Your goal - Check each line of the entries below for the string "Read"; copy every line where it appears.

Information shown -
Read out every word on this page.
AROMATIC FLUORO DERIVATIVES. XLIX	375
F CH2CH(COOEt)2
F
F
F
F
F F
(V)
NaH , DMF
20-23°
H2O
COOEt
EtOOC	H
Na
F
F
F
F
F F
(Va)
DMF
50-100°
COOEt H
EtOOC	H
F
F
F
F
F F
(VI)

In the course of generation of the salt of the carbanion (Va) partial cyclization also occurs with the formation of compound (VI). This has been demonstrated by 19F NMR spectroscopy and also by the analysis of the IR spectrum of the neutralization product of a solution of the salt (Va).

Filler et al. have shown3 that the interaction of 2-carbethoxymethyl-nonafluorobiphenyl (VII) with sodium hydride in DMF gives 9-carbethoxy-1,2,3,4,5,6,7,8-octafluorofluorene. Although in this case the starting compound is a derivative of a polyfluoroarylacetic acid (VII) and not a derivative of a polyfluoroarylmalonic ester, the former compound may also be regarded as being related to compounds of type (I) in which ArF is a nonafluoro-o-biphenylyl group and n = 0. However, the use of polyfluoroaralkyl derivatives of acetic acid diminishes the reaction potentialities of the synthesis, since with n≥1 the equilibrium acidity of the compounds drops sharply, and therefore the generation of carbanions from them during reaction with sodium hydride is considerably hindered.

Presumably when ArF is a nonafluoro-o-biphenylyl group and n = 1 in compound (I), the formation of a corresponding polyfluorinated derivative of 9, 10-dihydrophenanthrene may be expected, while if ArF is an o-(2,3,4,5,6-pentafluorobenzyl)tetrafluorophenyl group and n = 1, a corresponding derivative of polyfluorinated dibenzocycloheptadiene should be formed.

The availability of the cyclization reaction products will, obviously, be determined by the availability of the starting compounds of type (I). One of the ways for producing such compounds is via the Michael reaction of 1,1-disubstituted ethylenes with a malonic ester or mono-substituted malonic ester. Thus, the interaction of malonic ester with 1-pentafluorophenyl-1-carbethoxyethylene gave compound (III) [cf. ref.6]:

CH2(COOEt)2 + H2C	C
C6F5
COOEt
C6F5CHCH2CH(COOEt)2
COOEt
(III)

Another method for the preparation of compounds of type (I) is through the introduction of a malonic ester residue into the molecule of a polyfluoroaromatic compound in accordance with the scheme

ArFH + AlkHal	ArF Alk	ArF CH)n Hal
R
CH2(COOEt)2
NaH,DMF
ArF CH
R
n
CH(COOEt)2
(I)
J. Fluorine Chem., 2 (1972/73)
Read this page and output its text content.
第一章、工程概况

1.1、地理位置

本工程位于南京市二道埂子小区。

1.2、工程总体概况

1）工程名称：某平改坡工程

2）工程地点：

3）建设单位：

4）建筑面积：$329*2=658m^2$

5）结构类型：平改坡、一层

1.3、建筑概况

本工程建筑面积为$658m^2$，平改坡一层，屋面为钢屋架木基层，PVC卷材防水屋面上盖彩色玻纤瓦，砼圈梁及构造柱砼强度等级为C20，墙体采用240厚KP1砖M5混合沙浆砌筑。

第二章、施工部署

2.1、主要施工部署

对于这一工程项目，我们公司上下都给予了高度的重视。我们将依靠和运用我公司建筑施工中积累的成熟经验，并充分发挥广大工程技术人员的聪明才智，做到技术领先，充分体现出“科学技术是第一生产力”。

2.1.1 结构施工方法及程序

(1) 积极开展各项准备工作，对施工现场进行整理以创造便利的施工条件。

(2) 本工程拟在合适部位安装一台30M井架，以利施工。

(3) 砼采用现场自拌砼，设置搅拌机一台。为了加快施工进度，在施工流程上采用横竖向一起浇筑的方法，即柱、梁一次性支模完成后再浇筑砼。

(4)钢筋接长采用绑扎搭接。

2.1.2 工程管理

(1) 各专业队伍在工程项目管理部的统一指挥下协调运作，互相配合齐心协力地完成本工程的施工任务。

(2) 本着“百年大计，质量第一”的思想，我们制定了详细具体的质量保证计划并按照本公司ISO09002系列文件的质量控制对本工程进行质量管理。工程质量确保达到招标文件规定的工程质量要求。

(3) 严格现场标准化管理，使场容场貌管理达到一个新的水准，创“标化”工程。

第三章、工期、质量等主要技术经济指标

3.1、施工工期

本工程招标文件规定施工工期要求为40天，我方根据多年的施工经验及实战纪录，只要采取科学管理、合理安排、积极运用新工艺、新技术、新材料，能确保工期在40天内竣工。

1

Exercise solution -
Read out every word on this page.
Read this page and output its text content.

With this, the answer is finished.